# START OF Dataset excerpts

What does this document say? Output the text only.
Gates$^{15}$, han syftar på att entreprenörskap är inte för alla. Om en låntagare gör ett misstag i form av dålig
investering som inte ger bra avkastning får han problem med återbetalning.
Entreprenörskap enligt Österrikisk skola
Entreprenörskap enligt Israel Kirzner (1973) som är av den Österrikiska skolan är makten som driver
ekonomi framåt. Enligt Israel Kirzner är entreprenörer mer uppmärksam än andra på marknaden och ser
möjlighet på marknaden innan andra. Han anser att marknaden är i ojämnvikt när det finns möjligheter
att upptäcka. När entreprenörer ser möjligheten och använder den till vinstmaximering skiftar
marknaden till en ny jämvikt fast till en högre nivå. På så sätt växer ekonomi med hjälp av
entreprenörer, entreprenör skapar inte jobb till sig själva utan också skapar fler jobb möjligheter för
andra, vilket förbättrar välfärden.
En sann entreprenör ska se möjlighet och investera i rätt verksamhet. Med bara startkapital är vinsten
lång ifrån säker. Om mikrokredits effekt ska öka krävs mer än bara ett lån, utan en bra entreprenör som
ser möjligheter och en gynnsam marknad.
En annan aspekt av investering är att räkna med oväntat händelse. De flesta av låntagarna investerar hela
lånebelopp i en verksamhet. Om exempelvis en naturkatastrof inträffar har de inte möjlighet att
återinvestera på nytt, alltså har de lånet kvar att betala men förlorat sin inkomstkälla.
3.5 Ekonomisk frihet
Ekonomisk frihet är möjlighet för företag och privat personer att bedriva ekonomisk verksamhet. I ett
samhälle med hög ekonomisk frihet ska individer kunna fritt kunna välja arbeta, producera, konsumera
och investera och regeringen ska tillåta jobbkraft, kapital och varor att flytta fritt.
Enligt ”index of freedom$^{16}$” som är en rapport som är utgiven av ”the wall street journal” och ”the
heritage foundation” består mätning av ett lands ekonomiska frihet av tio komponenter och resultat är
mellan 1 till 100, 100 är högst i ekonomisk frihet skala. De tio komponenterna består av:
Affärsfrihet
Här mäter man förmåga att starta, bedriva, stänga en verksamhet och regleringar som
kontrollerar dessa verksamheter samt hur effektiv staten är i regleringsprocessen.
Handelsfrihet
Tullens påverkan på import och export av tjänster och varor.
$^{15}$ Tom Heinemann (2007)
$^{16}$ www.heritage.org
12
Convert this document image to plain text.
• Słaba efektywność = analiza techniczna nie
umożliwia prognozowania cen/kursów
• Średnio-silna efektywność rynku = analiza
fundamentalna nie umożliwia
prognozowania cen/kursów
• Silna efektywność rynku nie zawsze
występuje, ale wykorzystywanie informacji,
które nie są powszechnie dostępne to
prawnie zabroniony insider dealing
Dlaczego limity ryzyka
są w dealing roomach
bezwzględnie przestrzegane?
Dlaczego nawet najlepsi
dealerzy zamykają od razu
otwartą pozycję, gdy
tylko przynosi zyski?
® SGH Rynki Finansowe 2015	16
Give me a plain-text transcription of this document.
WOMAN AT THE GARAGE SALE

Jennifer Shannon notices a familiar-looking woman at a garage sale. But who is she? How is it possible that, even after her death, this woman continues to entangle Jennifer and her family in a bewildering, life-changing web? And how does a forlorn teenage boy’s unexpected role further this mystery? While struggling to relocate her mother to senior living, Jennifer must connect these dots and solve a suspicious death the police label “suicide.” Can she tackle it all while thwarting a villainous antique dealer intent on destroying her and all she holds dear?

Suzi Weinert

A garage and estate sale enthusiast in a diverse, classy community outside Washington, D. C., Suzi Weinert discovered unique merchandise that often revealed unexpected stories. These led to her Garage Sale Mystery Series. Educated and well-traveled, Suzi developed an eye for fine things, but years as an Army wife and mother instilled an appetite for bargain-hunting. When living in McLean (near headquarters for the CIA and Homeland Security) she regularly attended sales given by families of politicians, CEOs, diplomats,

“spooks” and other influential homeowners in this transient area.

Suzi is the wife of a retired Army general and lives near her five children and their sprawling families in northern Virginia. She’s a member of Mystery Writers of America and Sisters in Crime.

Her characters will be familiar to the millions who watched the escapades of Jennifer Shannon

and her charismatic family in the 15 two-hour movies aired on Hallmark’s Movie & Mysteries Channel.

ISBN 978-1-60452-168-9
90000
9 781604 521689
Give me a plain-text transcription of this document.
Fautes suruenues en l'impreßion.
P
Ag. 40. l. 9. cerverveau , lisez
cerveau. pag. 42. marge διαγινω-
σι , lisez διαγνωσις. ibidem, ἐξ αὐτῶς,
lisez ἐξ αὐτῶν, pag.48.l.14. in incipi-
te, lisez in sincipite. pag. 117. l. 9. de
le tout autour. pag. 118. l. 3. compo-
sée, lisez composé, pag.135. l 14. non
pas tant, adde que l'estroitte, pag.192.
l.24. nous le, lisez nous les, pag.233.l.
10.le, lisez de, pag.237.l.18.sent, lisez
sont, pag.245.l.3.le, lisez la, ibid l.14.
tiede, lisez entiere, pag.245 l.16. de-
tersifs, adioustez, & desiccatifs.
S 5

# END OF Dataset excerpts

Direction
Read the data above and pull out each line that holds the string "entreprenörer".

Complete output
ekonomi framåt. Enligt Israel Kirzner är entreprenörer mer uppmärksam än andra på marknaden och ser
att upptäcka. När entreprenörer ser möjligheten och använder den till vinstmaximering skiftar
entreprenörer, entreprenör skapar inte jobb till sig själva utan också skapar fler jobb möjligheter för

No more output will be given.